Visual layout annotation data
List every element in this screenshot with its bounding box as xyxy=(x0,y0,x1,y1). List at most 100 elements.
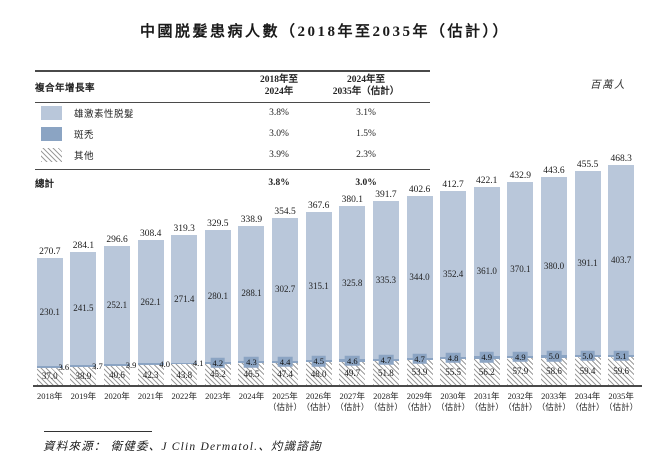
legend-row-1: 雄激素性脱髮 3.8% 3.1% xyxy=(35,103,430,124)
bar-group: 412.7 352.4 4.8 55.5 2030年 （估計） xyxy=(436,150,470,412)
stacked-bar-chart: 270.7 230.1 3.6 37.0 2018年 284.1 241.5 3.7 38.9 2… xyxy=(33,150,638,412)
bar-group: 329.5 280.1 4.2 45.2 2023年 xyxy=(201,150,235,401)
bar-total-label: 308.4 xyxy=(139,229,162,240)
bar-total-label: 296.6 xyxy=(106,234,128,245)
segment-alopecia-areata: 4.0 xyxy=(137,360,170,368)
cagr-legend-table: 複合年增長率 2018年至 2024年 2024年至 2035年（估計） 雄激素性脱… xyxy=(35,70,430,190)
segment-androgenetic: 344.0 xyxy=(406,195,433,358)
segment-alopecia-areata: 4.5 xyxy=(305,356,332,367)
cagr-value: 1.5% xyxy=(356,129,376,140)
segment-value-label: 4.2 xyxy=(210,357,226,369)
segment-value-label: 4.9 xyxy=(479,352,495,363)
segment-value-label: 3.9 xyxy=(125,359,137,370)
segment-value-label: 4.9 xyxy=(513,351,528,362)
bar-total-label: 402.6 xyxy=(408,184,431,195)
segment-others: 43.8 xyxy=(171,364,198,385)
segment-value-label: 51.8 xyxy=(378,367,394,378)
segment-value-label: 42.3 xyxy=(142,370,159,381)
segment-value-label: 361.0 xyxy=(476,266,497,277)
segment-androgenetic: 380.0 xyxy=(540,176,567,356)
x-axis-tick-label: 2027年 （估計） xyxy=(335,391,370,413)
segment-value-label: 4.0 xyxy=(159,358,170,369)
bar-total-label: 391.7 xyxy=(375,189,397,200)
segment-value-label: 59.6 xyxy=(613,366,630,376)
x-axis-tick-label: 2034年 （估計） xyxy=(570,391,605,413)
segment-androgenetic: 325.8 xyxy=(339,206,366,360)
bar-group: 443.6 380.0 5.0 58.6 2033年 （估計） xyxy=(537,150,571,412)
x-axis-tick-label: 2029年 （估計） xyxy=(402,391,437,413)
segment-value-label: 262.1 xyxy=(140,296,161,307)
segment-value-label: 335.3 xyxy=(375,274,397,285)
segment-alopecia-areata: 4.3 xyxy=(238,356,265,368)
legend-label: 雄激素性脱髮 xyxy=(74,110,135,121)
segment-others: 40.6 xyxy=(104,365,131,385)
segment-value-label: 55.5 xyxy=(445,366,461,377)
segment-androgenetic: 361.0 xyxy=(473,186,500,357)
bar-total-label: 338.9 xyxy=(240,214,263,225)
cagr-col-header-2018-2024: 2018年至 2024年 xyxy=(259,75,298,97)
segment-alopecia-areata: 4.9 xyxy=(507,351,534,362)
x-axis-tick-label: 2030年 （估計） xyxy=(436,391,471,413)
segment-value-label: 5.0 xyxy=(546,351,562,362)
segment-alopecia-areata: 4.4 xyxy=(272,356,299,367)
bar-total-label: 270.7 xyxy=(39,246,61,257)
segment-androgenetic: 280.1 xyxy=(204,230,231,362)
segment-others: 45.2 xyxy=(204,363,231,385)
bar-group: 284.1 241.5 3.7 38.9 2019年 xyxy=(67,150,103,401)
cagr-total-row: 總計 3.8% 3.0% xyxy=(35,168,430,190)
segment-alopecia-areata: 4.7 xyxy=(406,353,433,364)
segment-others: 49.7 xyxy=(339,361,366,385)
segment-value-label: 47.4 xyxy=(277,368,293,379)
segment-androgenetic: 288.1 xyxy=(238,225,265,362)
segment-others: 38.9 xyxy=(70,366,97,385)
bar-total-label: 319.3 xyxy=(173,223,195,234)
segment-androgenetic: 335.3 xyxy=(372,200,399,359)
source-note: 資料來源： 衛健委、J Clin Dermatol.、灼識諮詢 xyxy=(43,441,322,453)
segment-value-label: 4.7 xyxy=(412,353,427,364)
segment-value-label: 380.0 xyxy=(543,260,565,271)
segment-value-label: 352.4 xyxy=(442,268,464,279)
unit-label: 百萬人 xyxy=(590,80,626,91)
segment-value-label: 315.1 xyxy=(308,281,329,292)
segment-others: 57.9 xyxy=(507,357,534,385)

THE TASK
Print the lines exactly as they appear, starting at the line that contains "legend-row-1: 雄激素性脱髮 3.8%" and ending after the line that contains "segment-value-label: 4.9 xyxy=(513,351,528,362)".

COMPLETE RESPONSE
legend-row-1: 雄激素性脱髮 3.8% 3.1% xyxy=(35,103,430,124)
bar-group: 412.7 352.4 4.8 55.5 2030年 （估計） xyxy=(436,150,470,412)
stacked-bar-chart: 270.7 230.1 3.6 37.0 2018年 284.1 241.5 3.7 38.9 2… xyxy=(33,150,638,412)
bar-group: 329.5 280.1 4.2 45.2 2023年 xyxy=(201,150,235,401)
bar-total-label: 308.4 xyxy=(139,229,162,240)
bar-total-label: 296.6 xyxy=(106,234,128,245)
segment-alopecia-areata: 4.0 xyxy=(137,360,170,368)
cagr-legend-table: 複合年增長率 2018年至 2024年 2024年至 2035年（估計） 雄激素性脱… xyxy=(35,70,430,190)
segment-androgenetic: 344.0 xyxy=(406,195,433,358)
segment-alopecia-areata: 4.5 xyxy=(305,356,332,367)
cagr-value: 1.5% xyxy=(356,129,376,140)
segment-value-label: 4.2 xyxy=(210,357,226,369)
segment-value-label: 4.9 xyxy=(479,352,495,363)
segment-value-label: 3.9 xyxy=(125,359,137,370)
segment-value-label: 4.9 xyxy=(513,351,528,362)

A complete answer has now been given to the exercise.